(Entries from a visual dataset)
-- BEGIN --

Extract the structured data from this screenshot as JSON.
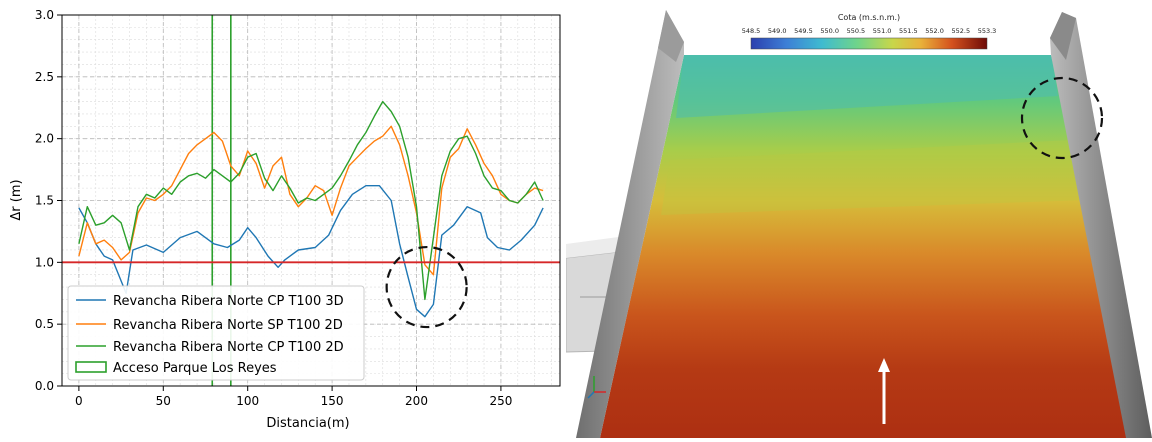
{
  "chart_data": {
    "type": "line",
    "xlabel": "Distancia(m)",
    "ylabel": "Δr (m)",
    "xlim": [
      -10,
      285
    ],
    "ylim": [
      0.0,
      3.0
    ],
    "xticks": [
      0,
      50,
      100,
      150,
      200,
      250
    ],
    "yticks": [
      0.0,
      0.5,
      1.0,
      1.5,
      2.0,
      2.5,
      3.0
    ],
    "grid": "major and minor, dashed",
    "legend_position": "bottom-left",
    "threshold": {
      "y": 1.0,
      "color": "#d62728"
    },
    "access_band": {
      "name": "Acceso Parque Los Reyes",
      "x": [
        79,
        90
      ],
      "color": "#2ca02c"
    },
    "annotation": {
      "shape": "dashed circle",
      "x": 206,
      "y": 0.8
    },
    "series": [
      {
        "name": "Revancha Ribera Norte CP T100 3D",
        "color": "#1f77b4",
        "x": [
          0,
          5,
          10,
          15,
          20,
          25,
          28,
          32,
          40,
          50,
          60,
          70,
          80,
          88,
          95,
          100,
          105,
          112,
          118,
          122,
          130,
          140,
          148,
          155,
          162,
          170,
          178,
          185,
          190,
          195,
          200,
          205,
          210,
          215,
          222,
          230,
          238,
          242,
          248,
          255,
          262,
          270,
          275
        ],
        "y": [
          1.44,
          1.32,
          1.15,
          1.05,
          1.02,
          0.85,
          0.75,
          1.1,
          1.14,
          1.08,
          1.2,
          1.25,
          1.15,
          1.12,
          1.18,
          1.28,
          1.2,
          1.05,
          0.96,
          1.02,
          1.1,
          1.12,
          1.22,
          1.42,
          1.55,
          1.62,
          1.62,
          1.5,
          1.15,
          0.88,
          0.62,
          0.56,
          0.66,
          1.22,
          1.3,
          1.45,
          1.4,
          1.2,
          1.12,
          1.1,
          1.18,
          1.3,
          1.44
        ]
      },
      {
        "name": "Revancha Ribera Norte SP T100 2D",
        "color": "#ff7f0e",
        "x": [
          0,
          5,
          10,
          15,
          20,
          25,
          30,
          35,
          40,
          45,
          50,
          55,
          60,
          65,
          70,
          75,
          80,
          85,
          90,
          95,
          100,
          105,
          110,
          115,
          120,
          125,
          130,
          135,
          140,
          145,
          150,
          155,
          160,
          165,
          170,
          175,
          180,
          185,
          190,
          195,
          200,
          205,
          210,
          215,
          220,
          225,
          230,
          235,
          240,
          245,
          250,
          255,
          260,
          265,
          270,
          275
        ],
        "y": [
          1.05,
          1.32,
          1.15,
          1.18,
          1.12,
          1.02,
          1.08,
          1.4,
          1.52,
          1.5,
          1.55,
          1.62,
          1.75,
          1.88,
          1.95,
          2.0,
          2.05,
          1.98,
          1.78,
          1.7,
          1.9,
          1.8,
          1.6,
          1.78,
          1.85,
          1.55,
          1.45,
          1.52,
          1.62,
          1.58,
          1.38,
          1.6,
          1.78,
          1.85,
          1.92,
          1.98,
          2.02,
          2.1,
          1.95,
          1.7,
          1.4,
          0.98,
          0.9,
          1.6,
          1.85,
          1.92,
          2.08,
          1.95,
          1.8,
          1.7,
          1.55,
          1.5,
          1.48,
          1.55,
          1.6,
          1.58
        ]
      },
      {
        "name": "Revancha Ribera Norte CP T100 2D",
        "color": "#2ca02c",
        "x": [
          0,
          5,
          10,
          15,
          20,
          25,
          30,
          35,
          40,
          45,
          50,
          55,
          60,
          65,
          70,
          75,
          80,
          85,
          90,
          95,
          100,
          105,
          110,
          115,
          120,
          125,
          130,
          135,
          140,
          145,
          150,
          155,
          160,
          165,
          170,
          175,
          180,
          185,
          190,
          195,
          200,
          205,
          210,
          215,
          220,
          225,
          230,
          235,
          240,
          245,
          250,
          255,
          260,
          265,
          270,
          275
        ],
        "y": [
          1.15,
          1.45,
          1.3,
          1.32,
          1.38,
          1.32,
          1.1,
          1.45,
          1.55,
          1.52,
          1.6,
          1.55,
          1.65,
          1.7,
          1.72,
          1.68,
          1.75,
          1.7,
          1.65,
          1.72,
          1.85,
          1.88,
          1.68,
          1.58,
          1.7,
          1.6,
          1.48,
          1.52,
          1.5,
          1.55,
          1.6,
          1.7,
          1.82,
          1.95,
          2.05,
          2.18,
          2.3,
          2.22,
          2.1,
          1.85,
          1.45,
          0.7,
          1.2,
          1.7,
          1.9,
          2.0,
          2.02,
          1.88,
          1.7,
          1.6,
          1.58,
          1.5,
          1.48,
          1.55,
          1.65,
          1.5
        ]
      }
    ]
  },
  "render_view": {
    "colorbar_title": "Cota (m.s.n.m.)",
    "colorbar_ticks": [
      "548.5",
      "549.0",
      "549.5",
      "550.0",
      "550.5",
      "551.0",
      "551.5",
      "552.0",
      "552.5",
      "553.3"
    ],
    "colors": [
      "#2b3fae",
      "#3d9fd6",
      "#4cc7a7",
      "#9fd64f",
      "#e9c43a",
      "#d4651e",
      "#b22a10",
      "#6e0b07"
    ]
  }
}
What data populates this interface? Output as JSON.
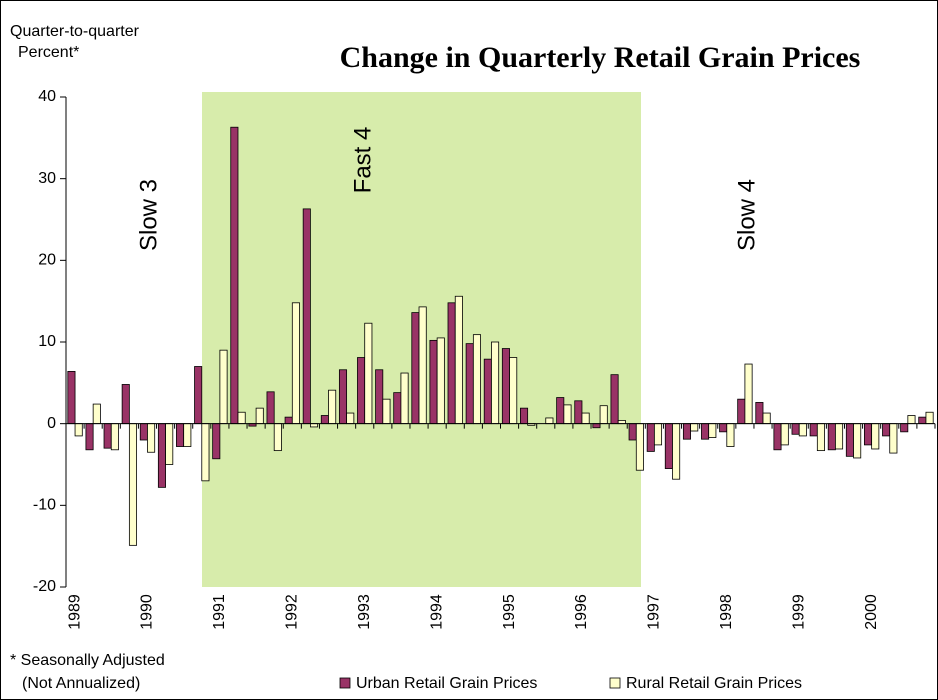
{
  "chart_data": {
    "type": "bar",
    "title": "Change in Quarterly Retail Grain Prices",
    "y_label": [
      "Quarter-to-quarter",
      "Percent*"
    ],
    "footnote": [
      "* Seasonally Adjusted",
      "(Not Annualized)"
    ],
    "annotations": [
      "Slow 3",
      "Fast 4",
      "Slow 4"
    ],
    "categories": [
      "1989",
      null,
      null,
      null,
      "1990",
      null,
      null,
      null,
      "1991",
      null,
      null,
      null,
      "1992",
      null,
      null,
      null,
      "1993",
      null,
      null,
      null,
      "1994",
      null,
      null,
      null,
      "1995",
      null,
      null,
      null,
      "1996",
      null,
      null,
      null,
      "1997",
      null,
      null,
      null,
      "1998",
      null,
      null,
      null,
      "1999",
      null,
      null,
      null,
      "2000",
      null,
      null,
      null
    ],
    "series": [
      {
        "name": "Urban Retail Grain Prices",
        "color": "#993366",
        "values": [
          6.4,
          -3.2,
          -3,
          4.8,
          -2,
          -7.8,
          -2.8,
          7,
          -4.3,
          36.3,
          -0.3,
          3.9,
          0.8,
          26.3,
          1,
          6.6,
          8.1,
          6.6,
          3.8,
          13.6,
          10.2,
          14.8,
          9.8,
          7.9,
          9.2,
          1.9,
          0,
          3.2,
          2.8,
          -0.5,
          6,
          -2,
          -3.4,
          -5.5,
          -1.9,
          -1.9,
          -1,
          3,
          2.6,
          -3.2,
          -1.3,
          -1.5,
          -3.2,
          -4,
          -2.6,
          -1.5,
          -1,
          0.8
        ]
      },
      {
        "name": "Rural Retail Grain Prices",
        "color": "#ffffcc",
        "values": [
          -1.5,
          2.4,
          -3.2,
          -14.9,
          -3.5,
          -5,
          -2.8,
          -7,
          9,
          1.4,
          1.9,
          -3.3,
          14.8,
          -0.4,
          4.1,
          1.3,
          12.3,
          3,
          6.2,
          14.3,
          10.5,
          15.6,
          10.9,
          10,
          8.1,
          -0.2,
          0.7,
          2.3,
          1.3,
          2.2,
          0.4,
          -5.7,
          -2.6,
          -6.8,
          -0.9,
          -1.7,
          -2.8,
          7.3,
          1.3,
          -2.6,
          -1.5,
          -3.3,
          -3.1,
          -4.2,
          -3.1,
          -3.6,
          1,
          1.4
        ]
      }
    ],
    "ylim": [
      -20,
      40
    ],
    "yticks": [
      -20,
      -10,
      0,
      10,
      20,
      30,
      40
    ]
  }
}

-- END --

Looking at the records above, count the lines where the word "name" appears. State only the number.

▶ [RESULT BELOW]:
6